*REQUIRED TASK*.
Print all of the lines exactly. Any picture among them stays out.
[START OF DATASET CONTENT]
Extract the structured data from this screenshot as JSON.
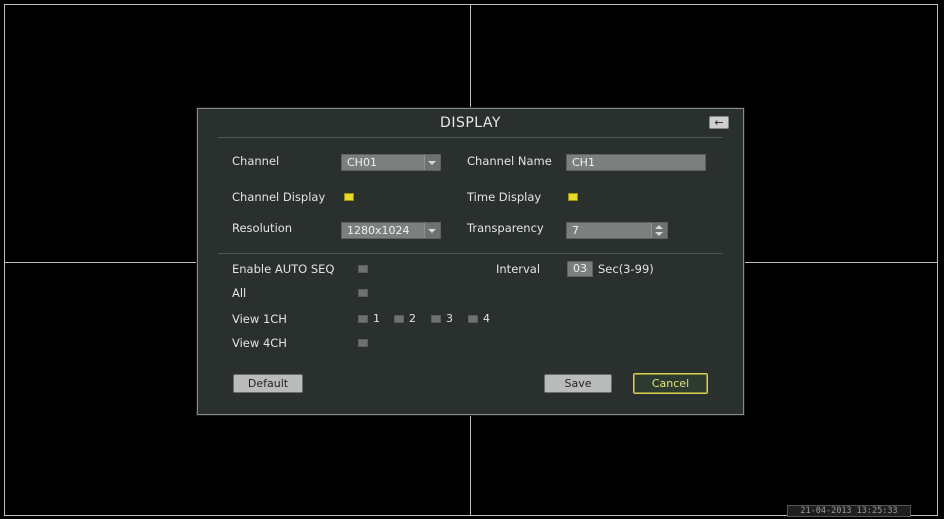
{
  "dialog": {
    "title": "DISPLAY",
    "back_icon": "arrow-left-icon",
    "channel_label": "Channel",
    "channel_value": "CH01",
    "channel_name_label": "Channel Name",
    "channel_name_value": "CH1",
    "channel_display_label": "Channel Display",
    "channel_display_checked": true,
    "time_display_label": "Time Display",
    "time_display_checked": true,
    "resolution_label": "Resolution",
    "resolution_value": "1280x1024",
    "transparency_label": "Transparency",
    "transparency_value": "7",
    "auto_seq_label": "Enable AUTO SEQ",
    "auto_seq_checked": false,
    "interval_label": "Interval",
    "interval_value": "03",
    "interval_unit": "Sec(3-99)",
    "all_label": "All",
    "view1_label": "View 1CH",
    "view1_channels": [
      "1",
      "2",
      "3",
      "4"
    ],
    "view4_label": "View 4CH",
    "default_button": "Default",
    "save_button": "Save",
    "cancel_button": "Cancel"
  },
  "status_bar": {
    "datetime": "21-04-2013 13:25:33"
  },
  "colors": {
    "dialog_bg": "#29302e",
    "checkbox_on": "#e8dc2a",
    "cancel_border": "#d6cf55"
  }
}
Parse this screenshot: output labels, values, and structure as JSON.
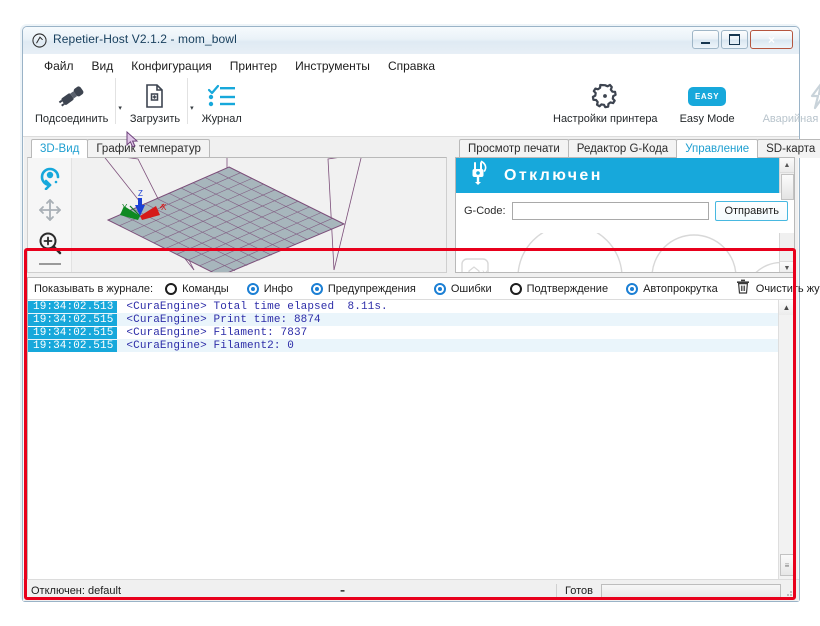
{
  "window": {
    "title": "Repetier-Host V2.1.2 - mom_bowl",
    "app_icon": "repetier-icon",
    "minimize_label": "",
    "maximize_label": "",
    "close_label": "×"
  },
  "menu": {
    "items": [
      {
        "label": "Файл",
        "name": "menu-file"
      },
      {
        "label": "Вид",
        "name": "menu-view"
      },
      {
        "label": "Конфигурация",
        "name": "menu-configuration"
      },
      {
        "label": "Принтер",
        "name": "menu-printer"
      },
      {
        "label": "Инструменты",
        "name": "menu-tools"
      },
      {
        "label": "Справка",
        "name": "menu-help"
      }
    ]
  },
  "toolbar": {
    "connect": {
      "label": "Подсоединить",
      "icon": "plug-connect-icon"
    },
    "load": {
      "label": "Загрузить",
      "icon": "file-add-icon"
    },
    "log": {
      "label": "Журнал",
      "icon": "checklist-icon"
    },
    "printer_settings": {
      "label": "Настройки принтера",
      "icon": "gear-icon"
    },
    "easy_mode": {
      "label": "Easy Mode",
      "icon": "easy-badge-icon",
      "badge_text": "EASY",
      "badge_color": "#17a8db"
    },
    "emergency_stop": {
      "label": "Аварийная остановка",
      "icon": "lightning-icon",
      "disabled": true
    },
    "dropdown_caret": "▾"
  },
  "left_pane": {
    "tabs": [
      {
        "label": "3D-Вид",
        "active": true
      },
      {
        "label": "График температур",
        "active": false
      }
    ],
    "view_tools": [
      {
        "name": "rotate-tool",
        "icon": "rotate-icon",
        "active": true
      },
      {
        "name": "move-tool",
        "icon": "move-arrows-icon",
        "active": false
      },
      {
        "name": "zoom-tool",
        "icon": "magnifier-plus-icon",
        "active": false
      }
    ]
  },
  "right_pane": {
    "tabs": [
      {
        "label": "Просмотр печати",
        "active": false
      },
      {
        "label": "Редактор G-Кода",
        "active": false
      },
      {
        "label": "Управление",
        "active": true
      },
      {
        "label": "SD-карта",
        "active": false
      }
    ],
    "tab_scroll_left": "◄",
    "tab_scroll_right": "►",
    "connection": {
      "status": "Отключен",
      "icon": "plug-disconnected-icon",
      "banner_color": "#17a8db"
    },
    "gcode": {
      "label": "G-Code:",
      "value": "",
      "placeholder": "",
      "send_label": "Отправить"
    }
  },
  "log": {
    "filter_caption": "Показывать в журнале:",
    "filters": [
      {
        "label": "Команды",
        "checked": false
      },
      {
        "label": "Инфо",
        "checked": true
      },
      {
        "label": "Предупреждения",
        "checked": true
      },
      {
        "label": "Ошибки",
        "checked": true
      },
      {
        "label": "Подтверждение",
        "checked": false
      },
      {
        "label": "Автопрокрутка",
        "checked": true
      }
    ],
    "clear_button": {
      "label": "Очистить журнал",
      "icon": "trash-icon"
    },
    "rows": [
      {
        "time": "19:34:02.513",
        "message": "<CuraEngine> Total time elapsed  8.11s."
      },
      {
        "time": "19:34:02.515",
        "message": "<CuraEngine> Print time: 8874"
      },
      {
        "time": "19:34:02.515",
        "message": "<CuraEngine> Filament: 7837"
      },
      {
        "time": "19:34:02.515",
        "message": "<CuraEngine> Filament2: 0"
      }
    ],
    "scroll_up": "▲",
    "scroll_down": "▼",
    "thumb_grip": "≡"
  },
  "statusbar": {
    "connection": "Отключен: default",
    "center": "-",
    "ready_label": "Готов",
    "progress_percent": 0
  },
  "colors": {
    "accent": "#17a8db",
    "highlight_box": "#e8001c",
    "log_text": "#2d2da8",
    "radio_on": "#1b7fd4"
  }
}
[END OF DATASET CONTENT]
*THE RESPONSE*.
Extract the structured data from this screenshot as JSON.
{
  "dialog": {
    "title": "DISPLAY",
    "back_icon": "arrow-left-icon",
    "channel_label": "Channel",
    "channel_value": "CH01",
    "channel_name_label": "Channel Name",
    "channel_name_value": "CH1",
    "channel_display_label": "Channel Display",
    "channel_display_checked": true,
    "time_display_label": "Time Display",
    "time_display_checked": true,
    "resolution_label": "Resolution",
    "resolution_value": "1280x1024",
    "transparency_label": "Transparency",
    "transparency_value": "7",
    "auto_seq_label": "Enable AUTO SEQ",
    "auto_seq_checked": false,
    "interval_label": "Interval",
    "interval_value": "03",
    "interval_unit": "Sec(3-99)",
    "all_label": "All",
    "view1_label": "View 1CH",
    "view1_channels": [
      "1",
      "2",
      "3",
      "4"
    ],
    "view4_label": "View 4CH",
    "default_button": "Default",
    "save_button": "Save",
    "cancel_button": "Cancel"
  },
  "status_bar": {
    "datetime": "21-04-2013 13:25:33"
  },
  "colors": {
    "dialog_bg": "#29302e",
    "checkbox_on": "#e8dc2a",
    "cancel_border": "#d6cf55"
  }
}
Parse this screenshot: output labels, values, and structure as JSON.
{
  "window": {
    "title": "Repetier-Host V2.1.2 - mom_bowl",
    "app_icon": "repetier-icon",
    "minimize_label": "",
    "maximize_label": "",
    "close_label": "×"
  },
  "menu": {
    "items": [
      {
        "label": "Файл",
        "name": "menu-file"
      },
      {
        "label": "Вид",
        "name": "menu-view"
      },
      {
        "label": "Конфигурация",
        "name": "menu-configuration"
      },
      {
        "label": "Принтер",
        "name": "menu-printer"
      },
      {
        "label": "Инструменты",
        "name": "menu-tools"
      },
      {
        "label": "Справка",
        "name": "menu-help"
      }
    ]
  },
  "toolbar": {
    "connect": {
      "label": "Подсоединить",
      "icon": "plug-connect-icon"
    },
    "load": {
      "label": "Загрузить",
      "icon": "file-add-icon"
    },
    "log": {
      "label": "Журнал",
      "icon": "checklist-icon"
    },
    "printer_settings": {
      "label": "Настройки принтера",
      "icon": "gear-icon"
    },
    "easy_mode": {
      "label": "Easy Mode",
      "icon": "easy-badge-icon",
      "badge_text": "EASY",
      "badge_color": "#17a8db"
    },
    "emergency_stop": {
      "label": "Аварийная остановка",
      "icon": "lightning-icon",
      "disabled": true
    },
    "dropdown_caret": "▾"
  },
  "left_pane": {
    "tabs": [
      {
        "label": "3D-Вид",
        "active": true
      },
      {
        "label": "График температур",
        "active": false
      }
    ],
    "view_tools": [
      {
        "name": "rotate-tool",
        "icon": "rotate-icon",
        "active": true
      },
      {
        "name": "move-tool",
        "icon": "move-arrows-icon",
        "active": false
      },
      {
        "name": "zoom-tool",
        "icon": "magnifier-plus-icon",
        "active": false
      }
    ]
  },
  "right_pane": {
    "tabs": [
      {
        "label": "Просмотр печати",
        "active": false
      },
      {
        "label": "Редактор G-Кода",
        "active": false
      },
      {
        "label": "Управление",
        "active": true
      },
      {
        "label": "SD-карта",
        "active": false
      }
    ],
    "tab_scroll_left": "◄",
    "tab_scroll_right": "►",
    "connection": {
      "status": "Отключен",
      "icon": "plug-disconnected-icon",
      "banner_color": "#17a8db"
    },
    "gcode": {
      "label": "G-Code:",
      "value": "",
      "placeholder": "",
      "send_label": "Отправить"
    }
  },
  "log": {
    "filter_caption": "Показывать в журнале:",
    "filters": [
      {
        "label": "Команды",
        "checked": false
      },
      {
        "label": "Инфо",
        "checked": true
      },
      {
        "label": "Предупреждения",
        "checked": true
      },
      {
        "label": "Ошибки",
        "checked": true
      },
      {
        "label": "Подтверждение",
        "checked": false
      },
      {
        "label": "Автопрокрутка",
        "checked": true
      }
    ],
    "clear_button": {
      "label": "Очистить журнал",
      "icon": "trash-icon"
    },
    "rows": [
      {
        "time": "19:34:02.513",
        "message": "<CuraEngine> Total time elapsed  8.11s."
      },
      {
        "time": "19:34:02.515",
        "message": "<CuraEngine> Print time: 8874"
      },
      {
        "time": "19:34:02.515",
        "message": "<CuraEngine> Filament: 7837"
      },
      {
        "time": "19:34:02.515",
        "message": "<CuraEngine> Filament2: 0"
      }
    ],
    "scroll_up": "▲",
    "scroll_down": "▼",
    "thumb_grip": "≡"
  },
  "statusbar": {
    "connection": "Отключен: default",
    "center": "-",
    "ready_label": "Готов",
    "progress_percent": 0
  },
  "colors": {
    "accent": "#17a8db",
    "highlight_box": "#e8001c",
    "log_text": "#2d2da8",
    "radio_on": "#1b7fd4"
  }
}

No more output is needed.